--- Start RECORDS FOR THE TASK ---

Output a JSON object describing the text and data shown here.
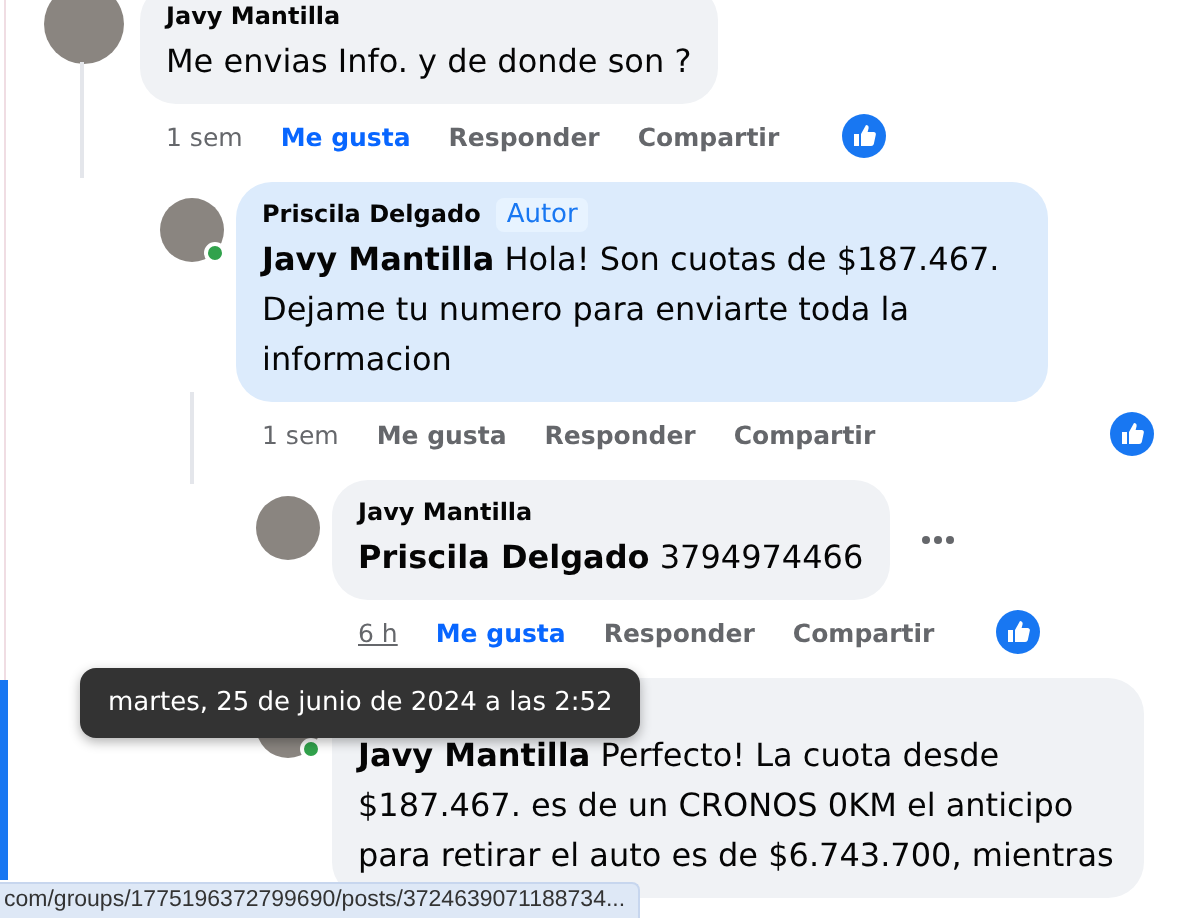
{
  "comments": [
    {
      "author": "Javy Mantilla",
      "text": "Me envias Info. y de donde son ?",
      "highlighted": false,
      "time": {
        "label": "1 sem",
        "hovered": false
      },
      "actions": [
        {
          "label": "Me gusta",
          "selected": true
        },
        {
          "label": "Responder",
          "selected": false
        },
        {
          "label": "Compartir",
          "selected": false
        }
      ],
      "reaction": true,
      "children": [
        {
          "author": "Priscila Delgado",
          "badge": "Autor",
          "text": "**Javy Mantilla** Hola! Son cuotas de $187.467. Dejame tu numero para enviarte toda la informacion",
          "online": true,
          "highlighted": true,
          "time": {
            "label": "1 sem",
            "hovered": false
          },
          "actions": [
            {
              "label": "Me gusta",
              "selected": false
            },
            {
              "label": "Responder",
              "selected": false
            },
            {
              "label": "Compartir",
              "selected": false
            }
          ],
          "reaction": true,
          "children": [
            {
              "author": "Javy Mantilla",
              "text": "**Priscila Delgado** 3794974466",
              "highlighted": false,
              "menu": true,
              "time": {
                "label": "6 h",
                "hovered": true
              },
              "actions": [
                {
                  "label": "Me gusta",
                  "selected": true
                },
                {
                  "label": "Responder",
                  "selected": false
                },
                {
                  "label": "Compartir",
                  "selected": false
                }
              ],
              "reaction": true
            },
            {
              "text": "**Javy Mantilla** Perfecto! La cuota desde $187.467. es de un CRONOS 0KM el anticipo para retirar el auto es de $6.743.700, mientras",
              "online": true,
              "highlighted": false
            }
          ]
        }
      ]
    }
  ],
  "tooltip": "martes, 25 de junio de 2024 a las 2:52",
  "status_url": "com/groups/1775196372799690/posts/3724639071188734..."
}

--- End RECORDS FOR THE TASK ---

STATED TASK: Which lines contain the word "hovered"? Copy each of them.

CORRECT ANSWER:
        "hovered": false
            "hovered": false
                "hovered": true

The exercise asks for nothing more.